**Task**
Below is a block of records: output all of them exactly and leave out the pictures.

● ● ●

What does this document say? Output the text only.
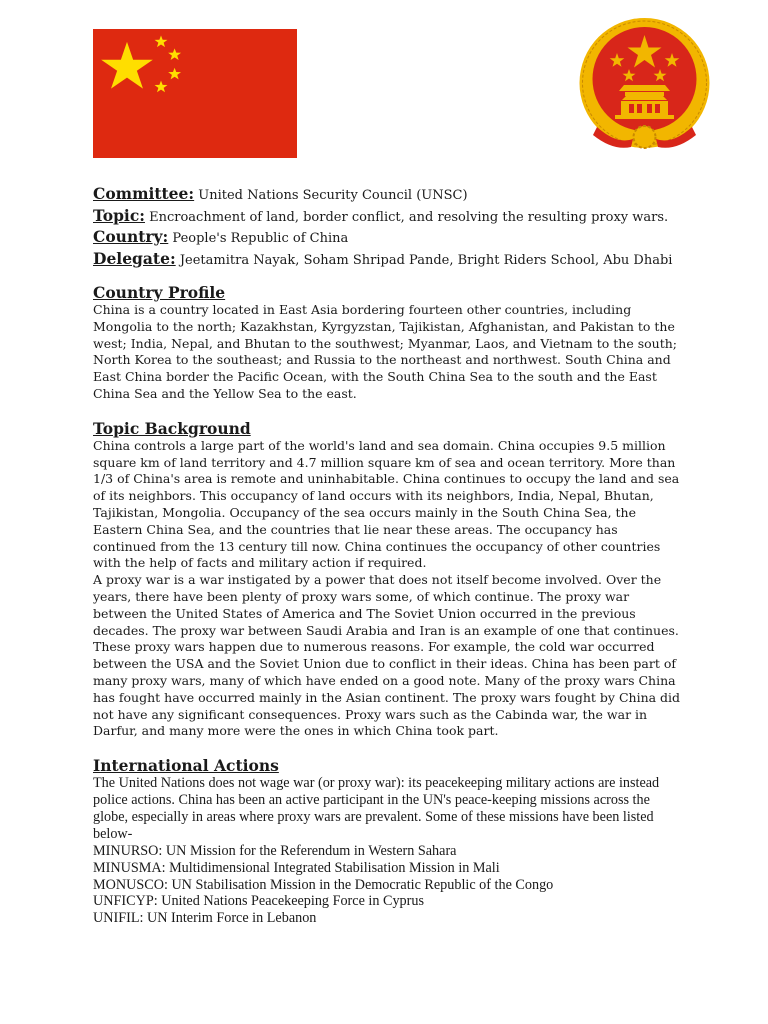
Committee: United Nations Security Council (UNSC)
Topic: Encroachment of land, border conflict, and resolving the resulting proxy wars.
Country: People's Republic of China
Delegate: Jeetamitra Nayak, Soham Shripad Pande, Bright Riders School, Abu Dhabi
Country Profile

China is a country located in East Asia bordering fourteen other countries, including Mongolia to the north; Kazakhstan, Kyrgyzstan, Tajikistan, Afghanistan, and Pakistan to the west; India, Nepal, and Bhutan to the southwest; Myanmar, Laos, and Vietnam to the south; North Korea to the southeast; and Russia to the northeast and northwest. South China and East China border the Pacific Ocean, with the South China Sea to the south and the East China Sea and the Yellow Sea to the east.

Topic Background

China controls a large part of the world's land and sea domain. China occupies 9.5 million square km of land territory and 4.7 million square km of sea and ocean territory. More than 1/3 of China's area is remote and uninhabitable. China continues to occupy the land and sea of its neighbors. This occupancy of land occurs with its neighbors, India, Nepal, Bhutan, Tajikistan, Mongolia. Occupancy of the sea occurs mainly in the South China Sea, the Eastern China Sea, and the countries that lie near these areas. The occupancy has continued from the 13 century till now. China continues the occupancy of other countries with the help of facts and military action if required.

A proxy war is a war instigated by a power that does not itself become involved. Over the years, there have been plenty of proxy wars some, of which continue. The proxy war between the United States of America and The Soviet Union occurred in the previous decades. The proxy war between Saudi Arabia and Iran is an example of one that continues. These proxy wars happen due to numerous reasons. For example, the cold war occurred between the USA and the Soviet Union due to conflict in their ideas. China has been part of many proxy wars, many of which have ended on a good note. Many of the proxy wars China has fought have occurred mainly in the Asian continent. The proxy wars fought by China did not have any significant consequences. Proxy wars such as the Cabinda war, the war in Darfur, and many more were the ones in which China took part.

International Actions

The United Nations does not wage war (or proxy war): its peacekeeping military actions are instead police actions. China has been an active participant in the UN's peace-keeping missions across the globe, especially in areas where proxy wars are prevalent. Some of these missions have been listed below-

MINURSO: UN Mission for the Referendum in Western Sahara

MINUSMA: Multidimensional Integrated Stabilisation Mission in Mali

MONUSCO: UN Stabilisation Mission in the Democratic Republic of the Congo

UNFICYP: United Nations Peacekeeping Force in Cyprus

UNIFIL: UN Interim Force in Lebanon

● ● ●

**Written response**
What does this document say? Output the text only.
Committee: United Nations Security Council (UNSC)
Topic: Encroachment of land, border conflict, and resolving the resulting proxy wars.
Country: People's Republic of China
Delegate: Jeetamitra Nayak, Soham Shripad Pande, Bright Riders School, Abu Dhabi
Country Profile

China is a country located in East Asia bordering fourteen other countries, including Mongolia to the north; Kazakhstan, Kyrgyzstan, Tajikistan, Afghanistan, and Pakistan to the west; India, Nepal, and Bhutan to the southwest; Myanmar, Laos, and Vietnam to the south; North Korea to the southeast; and Russia to the northeast and northwest. South China and East China border the Pacific Ocean, with the South China Sea to the south and the East China Sea and the Yellow Sea to the east.

Topic Background

China controls a large part of the world's land and sea domain. China occupies 9.5 million square km of land territory and 4.7 million square km of sea and ocean territory. More than 1/3 of China's area is remote and uninhabitable. China continues to occupy the land and sea of its neighbors. This occupancy of land occurs with its neighbors, India, Nepal, Bhutan, Tajikistan, Mongolia. Occupancy of the sea occurs mainly in the South China Sea, the Eastern China Sea, and the countries that lie near these areas. The occupancy has continued from the 13 century till now. China continues the occupancy of other countries with the help of facts and military action if required.

A proxy war is a war instigated by a power that does not itself become involved. Over the years, there have been plenty of proxy wars some, of which continue. The proxy war between the United States of America and The Soviet Union occurred in the previous decades. The proxy war between Saudi Arabia and Iran is an example of one that continues. These proxy wars happen due to numerous reasons. For example, the cold war occurred between the USA and the Soviet Union due to conflict in their ideas. China has been part of many proxy wars, many of which have ended on a good note. Many of the proxy wars China has fought have occurred mainly in the Asian continent. The proxy wars fought by China did not have any significant consequences. Proxy wars such as the Cabinda war, the war in Darfur, and many more were the ones in which China took part.

International Actions

The United Nations does not wage war (or proxy war): its peacekeeping military actions are instead police actions. China has been an active participant in the UN's peace-keeping missions across the globe, especially in areas where proxy wars are prevalent. Some of these missions have been listed below-

MINURSO: UN Mission for the Referendum in Western Sahara

MINUSMA: Multidimensional Integrated Stabilisation Mission in Mali

MONUSCO: UN Stabilisation Mission in the Democratic Republic of the Congo

UNFICYP: United Nations Peacekeeping Force in Cyprus

UNIFIL: UN Interim Force in Lebanon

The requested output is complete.